Every line below is to be quoted exactly, with nothing added or dropped.
-----
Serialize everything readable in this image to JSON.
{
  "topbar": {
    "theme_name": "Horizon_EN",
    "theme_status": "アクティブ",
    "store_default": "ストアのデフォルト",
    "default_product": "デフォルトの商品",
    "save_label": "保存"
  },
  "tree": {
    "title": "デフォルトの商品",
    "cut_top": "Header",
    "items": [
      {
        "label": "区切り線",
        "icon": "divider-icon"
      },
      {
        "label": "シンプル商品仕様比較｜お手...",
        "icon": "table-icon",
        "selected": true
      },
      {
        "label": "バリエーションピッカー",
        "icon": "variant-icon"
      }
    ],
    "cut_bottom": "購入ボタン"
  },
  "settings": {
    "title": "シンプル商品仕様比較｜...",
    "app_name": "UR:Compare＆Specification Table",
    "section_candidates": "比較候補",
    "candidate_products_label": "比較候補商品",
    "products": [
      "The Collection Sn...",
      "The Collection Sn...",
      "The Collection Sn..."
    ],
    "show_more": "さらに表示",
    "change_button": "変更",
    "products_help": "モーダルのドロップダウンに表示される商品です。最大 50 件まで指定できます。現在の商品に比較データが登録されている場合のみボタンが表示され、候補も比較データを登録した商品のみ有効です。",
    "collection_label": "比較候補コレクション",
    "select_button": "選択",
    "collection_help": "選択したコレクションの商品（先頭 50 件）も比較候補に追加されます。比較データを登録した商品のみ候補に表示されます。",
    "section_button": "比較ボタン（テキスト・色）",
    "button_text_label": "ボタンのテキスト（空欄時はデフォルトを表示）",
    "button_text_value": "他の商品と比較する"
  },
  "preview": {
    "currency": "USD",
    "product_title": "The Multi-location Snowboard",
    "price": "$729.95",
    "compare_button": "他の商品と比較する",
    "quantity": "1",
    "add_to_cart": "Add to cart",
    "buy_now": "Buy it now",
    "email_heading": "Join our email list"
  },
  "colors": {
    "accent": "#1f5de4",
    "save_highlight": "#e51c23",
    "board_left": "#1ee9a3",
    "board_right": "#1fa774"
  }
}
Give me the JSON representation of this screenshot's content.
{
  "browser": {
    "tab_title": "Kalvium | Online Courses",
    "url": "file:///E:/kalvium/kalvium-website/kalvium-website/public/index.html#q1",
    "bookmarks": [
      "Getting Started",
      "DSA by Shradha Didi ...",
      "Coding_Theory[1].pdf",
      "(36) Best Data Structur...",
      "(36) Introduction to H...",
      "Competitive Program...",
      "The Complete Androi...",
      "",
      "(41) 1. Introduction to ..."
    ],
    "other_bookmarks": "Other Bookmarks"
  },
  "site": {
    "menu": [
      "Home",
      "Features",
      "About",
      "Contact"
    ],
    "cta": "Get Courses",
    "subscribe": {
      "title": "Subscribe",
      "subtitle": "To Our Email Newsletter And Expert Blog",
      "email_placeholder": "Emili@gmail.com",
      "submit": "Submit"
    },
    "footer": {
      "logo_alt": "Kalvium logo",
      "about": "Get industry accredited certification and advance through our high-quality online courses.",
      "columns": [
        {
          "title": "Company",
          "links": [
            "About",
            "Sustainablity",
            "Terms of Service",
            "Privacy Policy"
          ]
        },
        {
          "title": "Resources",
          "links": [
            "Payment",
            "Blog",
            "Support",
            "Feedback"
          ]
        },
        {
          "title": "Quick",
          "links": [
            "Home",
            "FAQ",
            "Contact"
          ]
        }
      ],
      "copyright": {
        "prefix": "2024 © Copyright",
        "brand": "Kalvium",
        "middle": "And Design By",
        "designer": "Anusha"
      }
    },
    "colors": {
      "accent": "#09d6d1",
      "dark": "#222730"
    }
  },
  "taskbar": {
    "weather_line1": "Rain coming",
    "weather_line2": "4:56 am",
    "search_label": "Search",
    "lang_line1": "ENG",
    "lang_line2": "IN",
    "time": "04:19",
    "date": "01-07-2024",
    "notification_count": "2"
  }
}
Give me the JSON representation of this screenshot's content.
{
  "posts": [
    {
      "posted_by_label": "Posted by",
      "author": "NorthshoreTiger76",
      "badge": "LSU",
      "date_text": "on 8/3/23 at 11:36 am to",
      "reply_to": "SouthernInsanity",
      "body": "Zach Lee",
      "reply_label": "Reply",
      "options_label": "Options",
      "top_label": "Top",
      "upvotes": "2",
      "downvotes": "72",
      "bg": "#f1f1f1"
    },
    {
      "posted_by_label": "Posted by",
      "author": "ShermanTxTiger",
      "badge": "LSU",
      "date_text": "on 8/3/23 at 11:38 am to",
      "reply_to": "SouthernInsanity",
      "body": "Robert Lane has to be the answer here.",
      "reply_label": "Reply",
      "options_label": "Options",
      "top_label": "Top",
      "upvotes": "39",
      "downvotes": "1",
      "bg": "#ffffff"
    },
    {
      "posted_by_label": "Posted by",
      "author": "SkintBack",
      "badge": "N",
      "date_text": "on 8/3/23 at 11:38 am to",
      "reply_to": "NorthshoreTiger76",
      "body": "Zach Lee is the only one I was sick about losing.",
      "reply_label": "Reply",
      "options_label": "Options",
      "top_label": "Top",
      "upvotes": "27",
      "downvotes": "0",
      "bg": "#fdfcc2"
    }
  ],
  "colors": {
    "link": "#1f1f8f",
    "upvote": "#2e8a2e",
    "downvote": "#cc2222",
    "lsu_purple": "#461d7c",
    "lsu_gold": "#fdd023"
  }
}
-----
◆ **Output below**:
Serialize everything readable in this image to JSON.
{
  "topbar": {
    "theme_name": "Horizon_EN",
    "theme_status": "アクティブ",
    "store_default": "ストアのデフォルト",
    "default_product": "デフォルトの商品",
    "save_label": "保存"
  },
  "tree": {
    "title": "デフォルトの商品",
    "cut_top": "Header",
    "items": [
      {
        "label": "区切り線",
        "icon": "divider-icon"
      },
      {
        "label": "シンプル商品仕様比較｜お手...",
        "icon": "table-icon",
        "selected": true
      },
      {
        "label": "バリエーションピッカー",
        "icon": "variant-icon"
      }
    ],
    "cut_bottom": "購入ボタン"
  },
  "settings": {
    "title": "シンプル商品仕様比較｜...",
    "app_name": "UR:Compare＆Specification Table",
    "section_candidates": "比較候補",
    "candidate_products_label": "比較候補商品",
    "products": [
      "The Collection Sn...",
      "The Collection Sn...",
      "The Collection Sn..."
    ],
    "show_more": "さらに表示",
    "change_button": "変更",
    "products_help": "モーダルのドロップダウンに表示される商品です。最大 50 件まで指定できます。現在の商品に比較データが登録されている場合のみボタンが表示され、候補も比較データを登録した商品のみ有効です。",
    "collection_label": "比較候補コレクション",
    "select_button": "選択",
    "collection_help": "選択したコレクションの商品（先頭 50 件）も比較候補に追加されます。比較データを登録した商品のみ候補に表示されます。",
    "section_button": "比較ボタン（テキスト・色）",
    "button_text_label": "ボタンのテキスト（空欄時はデフォルトを表示）",
    "button_text_value": "他の商品と比較する"
  },
  "preview": {
    "currency": "USD",
    "product_title": "The Multi-location Snowboard",
    "price": "$729.95",
    "compare_button": "他の商品と比較する",
    "quantity": "1",
    "add_to_cart": "Add to cart",
    "buy_now": "Buy it now",
    "email_heading": "Join our email list"
  },
  "colors": {
    "accent": "#1f5de4",
    "save_highlight": "#e51c23",
    "board_left": "#1ee9a3",
    "board_right": "#1fa774"
  }
}
Give me the JSON representation of this screenshot's content.
{
  "browser": {
    "tab_title": "Kalvium | Online Courses",
    "url": "file:///E:/kalvium/kalvium-website/kalvium-website/public/index.html#q1",
    "bookmarks": [
      "Getting Started",
      "DSA by Shradha Didi ...",
      "Coding_Theory[1].pdf",
      "(36) Best Data Structur...",
      "(36) Introduction to H...",
      "Competitive Program...",
      "The Complete Androi...",
      "",
      "(41) 1. Introduction to ..."
    ],
    "other_bookmarks": "Other Bookmarks"
  },
  "site": {
    "menu": [
      "Home",
      "Features",
      "About",
      "Contact"
    ],
    "cta": "Get Courses",
    "subscribe": {
      "title": "Subscribe",
      "subtitle": "To Our Email Newsletter And Expert Blog",
      "email_placeholder": "Emili@gmail.com",
      "submit": "Submit"
    },
    "footer": {
      "logo_alt": "Kalvium logo",
      "about": "Get industry accredited certification and advance through our high-quality online courses.",
      "columns": [
        {
          "title": "Company",
          "links": [
            "About",
            "Sustainablity",
            "Terms of Service",
            "Privacy Policy"
          ]
        },
        {
          "title": "Resources",
          "links": [
            "Payment",
            "Blog",
            "Support",
            "Feedback"
          ]
        },
        {
          "title": "Quick",
          "links": [
            "Home",
            "FAQ",
            "Contact"
          ]
        }
      ],
      "copyright": {
        "prefix": "2024 © Copyright",
        "brand": "Kalvium",
        "middle": "And Design By",
        "designer": "Anusha"
      }
    },
    "colors": {
      "accent": "#09d6d1",
      "dark": "#222730"
    }
  },
  "taskbar": {
    "weather_line1": "Rain coming",
    "weather_line2": "4:56 am",
    "search_label": "Search",
    "lang_line1": "ENG",
    "lang_line2": "IN",
    "time": "04:19",
    "date": "01-07-2024",
    "notification_count": "2"
  }
}
Give me the JSON representation of this screenshot's content.
{
  "posts": [
    {
      "posted_by_label": "Posted by",
      "author": "NorthshoreTiger76",
      "badge": "LSU",
      "date_text": "on 8/3/23 at 11:36 am to",
      "reply_to": "SouthernInsanity",
      "body": "Zach Lee",
      "reply_label": "Reply",
      "options_label": "Options",
      "top_label": "Top",
      "upvotes": "2",
      "downvotes": "72",
      "bg": "#f1f1f1"
    },
    {
      "posted_by_label": "Posted by",
      "author": "ShermanTxTiger",
      "badge": "LSU",
      "date_text": "on 8/3/23 at 11:38 am to",
      "reply_to": "SouthernInsanity",
      "body": "Robert Lane has to be the answer here.",
      "reply_label": "Reply",
      "options_label": "Options",
      "top_label": "Top",
      "upvotes": "39",
      "downvotes": "1",
      "bg": "#ffffff"
    },
    {
      "posted_by_label": "Posted by",
      "author": "SkintBack",
      "badge": "N",
      "date_text": "on 8/3/23 at 11:38 am to",
      "reply_to": "NorthshoreTiger76",
      "body": "Zach Lee is the only one I was sick about losing.",
      "reply_label": "Reply",
      "options_label": "Options",
      "top_label": "Top",
      "upvotes": "27",
      "downvotes": "0",
      "bg": "#fdfcc2"
    }
  ],
  "colors": {
    "link": "#1f1f8f",
    "upvote": "#2e8a2e",
    "downvote": "#cc2222",
    "lsu_purple": "#461d7c",
    "lsu_gold": "#fdd023"
  }
}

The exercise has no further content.